• Data taken from a collection

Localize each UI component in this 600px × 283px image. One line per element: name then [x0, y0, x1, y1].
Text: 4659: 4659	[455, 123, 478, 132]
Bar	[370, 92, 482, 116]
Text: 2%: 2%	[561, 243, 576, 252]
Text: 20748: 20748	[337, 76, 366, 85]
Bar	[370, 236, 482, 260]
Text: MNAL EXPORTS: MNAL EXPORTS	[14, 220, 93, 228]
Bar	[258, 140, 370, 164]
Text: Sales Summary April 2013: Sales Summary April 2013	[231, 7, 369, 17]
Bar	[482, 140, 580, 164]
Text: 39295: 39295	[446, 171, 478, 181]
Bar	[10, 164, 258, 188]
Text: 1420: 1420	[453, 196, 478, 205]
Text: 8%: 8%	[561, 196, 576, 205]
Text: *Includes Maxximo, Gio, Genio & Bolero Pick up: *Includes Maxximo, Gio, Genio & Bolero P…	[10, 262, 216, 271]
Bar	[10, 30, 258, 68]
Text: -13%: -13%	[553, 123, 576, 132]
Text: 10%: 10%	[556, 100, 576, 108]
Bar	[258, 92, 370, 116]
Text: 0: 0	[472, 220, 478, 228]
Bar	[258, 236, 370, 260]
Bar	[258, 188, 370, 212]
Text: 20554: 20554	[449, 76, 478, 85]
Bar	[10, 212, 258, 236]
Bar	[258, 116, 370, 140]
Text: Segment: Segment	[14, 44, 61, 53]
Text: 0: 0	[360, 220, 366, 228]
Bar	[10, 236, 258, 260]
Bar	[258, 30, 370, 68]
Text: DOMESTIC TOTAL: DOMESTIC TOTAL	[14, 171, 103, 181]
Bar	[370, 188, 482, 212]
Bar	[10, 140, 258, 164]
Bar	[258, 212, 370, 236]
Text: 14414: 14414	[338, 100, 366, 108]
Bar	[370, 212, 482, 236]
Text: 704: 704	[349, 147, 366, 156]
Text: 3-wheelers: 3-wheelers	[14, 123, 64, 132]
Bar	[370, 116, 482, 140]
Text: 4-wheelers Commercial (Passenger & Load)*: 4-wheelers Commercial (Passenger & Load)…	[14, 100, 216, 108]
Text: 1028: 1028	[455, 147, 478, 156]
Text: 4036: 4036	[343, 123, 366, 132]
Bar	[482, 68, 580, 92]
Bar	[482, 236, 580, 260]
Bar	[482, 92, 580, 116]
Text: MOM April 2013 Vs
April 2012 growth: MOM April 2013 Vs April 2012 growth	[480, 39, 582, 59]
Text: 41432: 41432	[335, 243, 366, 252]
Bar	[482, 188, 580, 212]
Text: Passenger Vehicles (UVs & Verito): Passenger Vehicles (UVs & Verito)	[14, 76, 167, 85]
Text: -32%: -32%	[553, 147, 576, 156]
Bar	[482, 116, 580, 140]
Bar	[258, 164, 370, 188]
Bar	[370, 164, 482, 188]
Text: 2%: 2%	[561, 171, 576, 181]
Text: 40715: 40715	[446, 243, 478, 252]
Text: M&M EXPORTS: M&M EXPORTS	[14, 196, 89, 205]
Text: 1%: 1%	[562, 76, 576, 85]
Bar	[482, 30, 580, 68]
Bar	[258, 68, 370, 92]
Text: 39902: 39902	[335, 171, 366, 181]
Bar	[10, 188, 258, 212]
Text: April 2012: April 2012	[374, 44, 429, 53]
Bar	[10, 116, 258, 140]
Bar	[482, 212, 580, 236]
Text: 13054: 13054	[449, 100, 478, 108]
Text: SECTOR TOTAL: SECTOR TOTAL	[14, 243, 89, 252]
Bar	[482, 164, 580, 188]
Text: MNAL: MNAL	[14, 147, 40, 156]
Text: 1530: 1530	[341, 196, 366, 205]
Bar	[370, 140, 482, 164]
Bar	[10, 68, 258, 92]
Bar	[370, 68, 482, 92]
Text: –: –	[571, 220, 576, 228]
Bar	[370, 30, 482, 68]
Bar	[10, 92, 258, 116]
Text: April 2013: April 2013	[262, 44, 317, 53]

• STATED EXERCISE
Rewrite the items from the first line through the line containing "212, 258, 236]", swapping "Sales Summary" for "Sales Report" and leaving everything else unchanged.

• SOLUTION FOR THIS PROBLEM
Localize each UI component in this 600px × 283px image. One line per element: name then [x0, y0, x1, y1].
Text: 4659: 4659	[455, 123, 478, 132]
Bar	[370, 92, 482, 116]
Text: 2%: 2%	[561, 243, 576, 252]
Text: 20748: 20748	[337, 76, 366, 85]
Bar	[370, 236, 482, 260]
Text: MNAL EXPORTS: MNAL EXPORTS	[14, 220, 93, 228]
Bar	[258, 140, 370, 164]
Text: Sales Report April 2013: Sales Report April 2013	[231, 7, 369, 17]
Bar	[482, 140, 580, 164]
Text: 39295: 39295	[446, 171, 478, 181]
Bar	[10, 164, 258, 188]
Text: 1420: 1420	[453, 196, 478, 205]
Text: 8%: 8%	[561, 196, 576, 205]
Text: *Includes Maxximo, Gio, Genio & Bolero Pick up: *Includes Maxximo, Gio, Genio & Bolero P…	[10, 262, 216, 271]
Bar	[10, 30, 258, 68]
Text: -13%: -13%	[553, 123, 576, 132]
Text: 10%: 10%	[556, 100, 576, 108]
Bar	[258, 92, 370, 116]
Text: 0: 0	[472, 220, 478, 228]
Bar	[258, 236, 370, 260]
Bar	[258, 188, 370, 212]
Text: 20554: 20554	[449, 76, 478, 85]
Bar	[10, 212, 258, 236]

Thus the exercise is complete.